[Start Records to use]

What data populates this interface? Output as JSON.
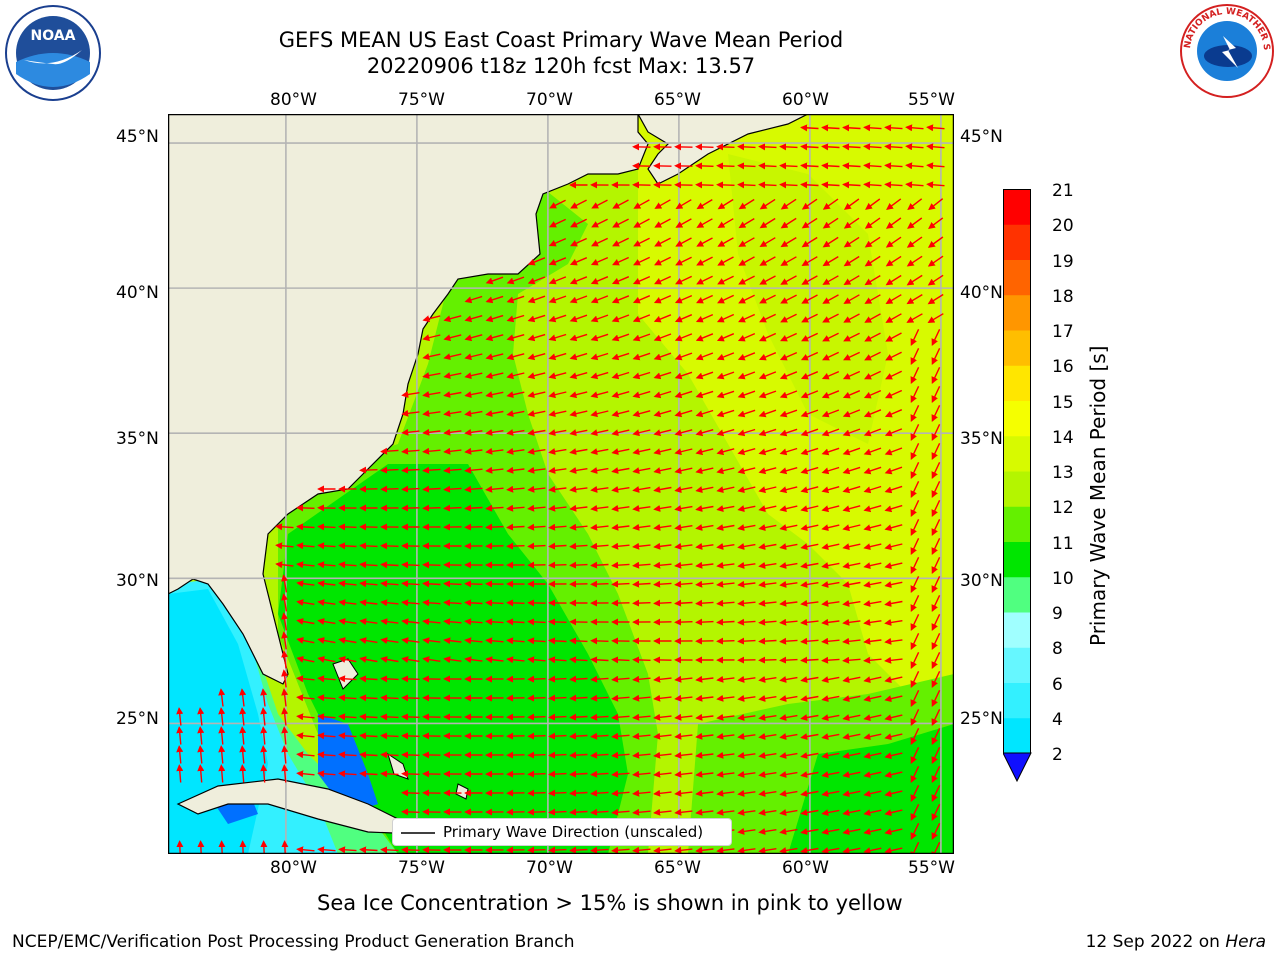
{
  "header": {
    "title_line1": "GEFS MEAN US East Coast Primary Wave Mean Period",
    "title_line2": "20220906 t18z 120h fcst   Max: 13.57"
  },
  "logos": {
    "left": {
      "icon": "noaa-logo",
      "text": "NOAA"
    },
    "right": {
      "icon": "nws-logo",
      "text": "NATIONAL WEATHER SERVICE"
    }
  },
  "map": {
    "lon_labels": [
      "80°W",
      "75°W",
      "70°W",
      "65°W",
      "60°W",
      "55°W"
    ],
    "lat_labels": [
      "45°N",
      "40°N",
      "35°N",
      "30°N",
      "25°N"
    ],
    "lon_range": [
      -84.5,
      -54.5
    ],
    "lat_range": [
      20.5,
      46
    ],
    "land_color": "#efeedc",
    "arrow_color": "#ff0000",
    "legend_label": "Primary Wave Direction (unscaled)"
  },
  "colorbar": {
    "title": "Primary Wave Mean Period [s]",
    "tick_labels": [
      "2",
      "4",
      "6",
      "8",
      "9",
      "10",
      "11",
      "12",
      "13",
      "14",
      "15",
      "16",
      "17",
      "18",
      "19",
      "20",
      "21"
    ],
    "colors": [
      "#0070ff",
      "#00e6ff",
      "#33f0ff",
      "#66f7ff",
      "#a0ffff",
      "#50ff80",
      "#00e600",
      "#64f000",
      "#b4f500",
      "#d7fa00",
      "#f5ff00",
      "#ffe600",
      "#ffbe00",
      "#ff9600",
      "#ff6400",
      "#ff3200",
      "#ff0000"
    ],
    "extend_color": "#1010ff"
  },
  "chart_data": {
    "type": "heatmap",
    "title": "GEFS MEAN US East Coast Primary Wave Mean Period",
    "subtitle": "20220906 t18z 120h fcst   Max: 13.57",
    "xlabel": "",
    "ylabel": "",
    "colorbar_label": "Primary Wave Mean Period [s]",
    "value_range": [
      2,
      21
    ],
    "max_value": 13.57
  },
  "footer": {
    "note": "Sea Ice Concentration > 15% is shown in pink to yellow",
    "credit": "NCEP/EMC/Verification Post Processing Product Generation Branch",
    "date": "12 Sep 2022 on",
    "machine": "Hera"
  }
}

[End Records to use]
[Start Records to use]

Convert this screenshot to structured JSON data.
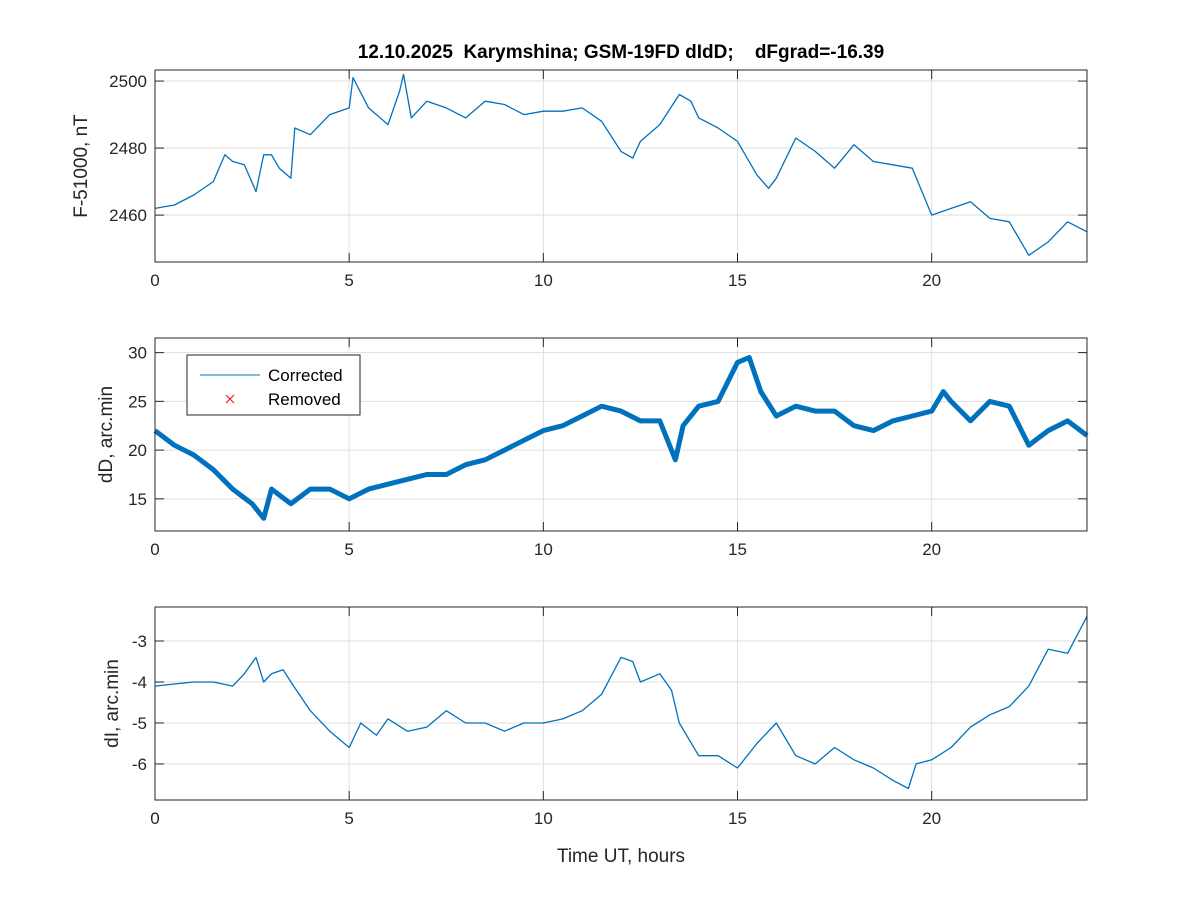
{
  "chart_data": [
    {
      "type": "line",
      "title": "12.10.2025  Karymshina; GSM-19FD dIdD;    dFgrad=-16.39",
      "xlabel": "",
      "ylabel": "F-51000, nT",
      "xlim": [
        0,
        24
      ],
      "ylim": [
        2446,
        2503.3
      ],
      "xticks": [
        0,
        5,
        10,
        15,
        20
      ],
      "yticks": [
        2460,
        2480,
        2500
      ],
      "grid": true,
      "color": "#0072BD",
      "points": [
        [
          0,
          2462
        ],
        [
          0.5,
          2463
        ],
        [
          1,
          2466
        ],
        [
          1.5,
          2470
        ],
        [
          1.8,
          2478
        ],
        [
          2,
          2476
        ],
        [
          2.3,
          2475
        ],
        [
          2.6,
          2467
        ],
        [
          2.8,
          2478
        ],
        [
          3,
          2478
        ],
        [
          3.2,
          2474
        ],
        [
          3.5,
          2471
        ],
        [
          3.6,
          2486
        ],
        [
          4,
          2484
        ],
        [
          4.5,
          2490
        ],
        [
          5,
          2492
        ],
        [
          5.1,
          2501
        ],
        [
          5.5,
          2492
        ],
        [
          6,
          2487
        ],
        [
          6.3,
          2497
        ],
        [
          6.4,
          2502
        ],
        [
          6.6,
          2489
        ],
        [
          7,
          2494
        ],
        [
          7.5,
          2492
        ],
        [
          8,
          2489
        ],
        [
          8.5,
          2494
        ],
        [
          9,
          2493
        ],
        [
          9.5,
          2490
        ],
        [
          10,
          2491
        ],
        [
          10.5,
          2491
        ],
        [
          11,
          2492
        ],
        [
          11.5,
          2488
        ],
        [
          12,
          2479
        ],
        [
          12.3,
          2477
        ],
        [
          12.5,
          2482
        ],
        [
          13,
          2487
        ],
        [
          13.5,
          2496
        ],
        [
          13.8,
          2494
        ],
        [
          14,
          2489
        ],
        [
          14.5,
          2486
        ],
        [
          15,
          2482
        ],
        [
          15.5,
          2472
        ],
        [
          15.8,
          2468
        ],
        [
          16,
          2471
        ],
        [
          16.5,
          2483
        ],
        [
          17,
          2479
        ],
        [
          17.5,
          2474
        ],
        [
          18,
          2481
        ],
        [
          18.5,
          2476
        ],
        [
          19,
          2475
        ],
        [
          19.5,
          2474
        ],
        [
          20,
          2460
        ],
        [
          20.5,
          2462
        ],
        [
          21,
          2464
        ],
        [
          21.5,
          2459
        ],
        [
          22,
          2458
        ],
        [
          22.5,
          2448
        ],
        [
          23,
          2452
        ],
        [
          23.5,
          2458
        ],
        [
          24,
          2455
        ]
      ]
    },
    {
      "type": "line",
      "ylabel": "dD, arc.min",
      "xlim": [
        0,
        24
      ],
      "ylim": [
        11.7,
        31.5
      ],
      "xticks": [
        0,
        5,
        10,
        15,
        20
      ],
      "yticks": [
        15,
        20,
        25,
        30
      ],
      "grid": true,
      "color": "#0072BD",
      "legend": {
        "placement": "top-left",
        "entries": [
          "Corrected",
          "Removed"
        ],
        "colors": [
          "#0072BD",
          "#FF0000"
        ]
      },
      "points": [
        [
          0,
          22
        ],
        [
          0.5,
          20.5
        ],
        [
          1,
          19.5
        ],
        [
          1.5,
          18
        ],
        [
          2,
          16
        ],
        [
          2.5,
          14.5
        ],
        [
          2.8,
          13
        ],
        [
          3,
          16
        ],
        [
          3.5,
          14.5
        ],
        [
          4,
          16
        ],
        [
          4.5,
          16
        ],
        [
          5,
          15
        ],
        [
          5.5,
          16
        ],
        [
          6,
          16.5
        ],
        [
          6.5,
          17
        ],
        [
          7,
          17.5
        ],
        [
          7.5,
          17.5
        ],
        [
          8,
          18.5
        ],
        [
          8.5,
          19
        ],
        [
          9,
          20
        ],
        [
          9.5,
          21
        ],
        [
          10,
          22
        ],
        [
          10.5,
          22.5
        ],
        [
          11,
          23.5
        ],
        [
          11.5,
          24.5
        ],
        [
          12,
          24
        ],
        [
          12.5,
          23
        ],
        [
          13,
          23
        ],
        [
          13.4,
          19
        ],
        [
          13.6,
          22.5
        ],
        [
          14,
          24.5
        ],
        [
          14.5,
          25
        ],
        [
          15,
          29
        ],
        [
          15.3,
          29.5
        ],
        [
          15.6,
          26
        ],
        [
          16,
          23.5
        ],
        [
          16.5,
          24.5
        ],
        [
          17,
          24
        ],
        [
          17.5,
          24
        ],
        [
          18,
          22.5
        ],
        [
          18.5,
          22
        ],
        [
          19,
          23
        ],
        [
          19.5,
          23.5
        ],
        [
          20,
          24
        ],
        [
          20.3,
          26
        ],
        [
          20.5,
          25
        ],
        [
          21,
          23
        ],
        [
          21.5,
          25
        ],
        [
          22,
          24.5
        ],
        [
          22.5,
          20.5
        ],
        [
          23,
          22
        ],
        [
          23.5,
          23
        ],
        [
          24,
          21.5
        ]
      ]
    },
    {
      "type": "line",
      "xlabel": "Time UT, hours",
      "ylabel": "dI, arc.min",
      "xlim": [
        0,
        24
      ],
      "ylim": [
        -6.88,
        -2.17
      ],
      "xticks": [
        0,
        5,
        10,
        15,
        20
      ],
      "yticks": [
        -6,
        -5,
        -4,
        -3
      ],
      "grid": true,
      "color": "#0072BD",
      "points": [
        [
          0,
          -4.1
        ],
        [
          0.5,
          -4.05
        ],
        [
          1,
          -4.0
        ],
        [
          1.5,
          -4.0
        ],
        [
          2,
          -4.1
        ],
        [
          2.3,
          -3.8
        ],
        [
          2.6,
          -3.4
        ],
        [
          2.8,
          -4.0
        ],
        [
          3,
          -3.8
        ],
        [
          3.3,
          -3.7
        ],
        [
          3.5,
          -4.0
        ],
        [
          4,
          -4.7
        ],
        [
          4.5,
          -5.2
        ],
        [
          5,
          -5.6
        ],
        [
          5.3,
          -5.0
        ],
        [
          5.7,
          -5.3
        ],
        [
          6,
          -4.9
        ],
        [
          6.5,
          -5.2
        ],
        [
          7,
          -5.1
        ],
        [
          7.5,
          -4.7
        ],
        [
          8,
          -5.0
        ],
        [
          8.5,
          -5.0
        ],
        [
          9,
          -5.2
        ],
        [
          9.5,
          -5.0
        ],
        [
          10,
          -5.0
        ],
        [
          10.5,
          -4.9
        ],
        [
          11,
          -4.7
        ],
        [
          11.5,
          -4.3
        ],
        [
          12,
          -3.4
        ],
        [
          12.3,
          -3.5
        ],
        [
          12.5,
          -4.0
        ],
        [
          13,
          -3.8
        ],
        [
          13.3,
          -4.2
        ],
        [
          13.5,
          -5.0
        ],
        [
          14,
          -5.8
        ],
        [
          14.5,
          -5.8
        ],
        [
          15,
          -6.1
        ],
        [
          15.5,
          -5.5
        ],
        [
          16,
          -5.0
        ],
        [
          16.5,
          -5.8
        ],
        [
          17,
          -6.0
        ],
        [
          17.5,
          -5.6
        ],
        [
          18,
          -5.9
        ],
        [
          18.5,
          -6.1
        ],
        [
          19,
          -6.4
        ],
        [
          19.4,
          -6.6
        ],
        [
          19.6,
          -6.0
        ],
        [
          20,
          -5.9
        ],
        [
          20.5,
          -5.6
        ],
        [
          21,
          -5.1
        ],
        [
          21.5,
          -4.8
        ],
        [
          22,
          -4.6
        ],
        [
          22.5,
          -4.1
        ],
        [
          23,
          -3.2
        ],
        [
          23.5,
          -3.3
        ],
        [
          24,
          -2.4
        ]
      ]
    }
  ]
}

[End Records to use]

● **Exercise aim**
Wherever "Mean" shows up in a line, copy that line.

● **Solution to the exercise**
    "title_line1": "GEFS MEAN US East Coast Primary Wave Mean Period",
    "title": "Primary Wave Mean Period [s]",
    "title": "GEFS MEAN US East Coast Primary Wave Mean Period",
    "colorbar_label": "Primary Wave Mean Period [s]",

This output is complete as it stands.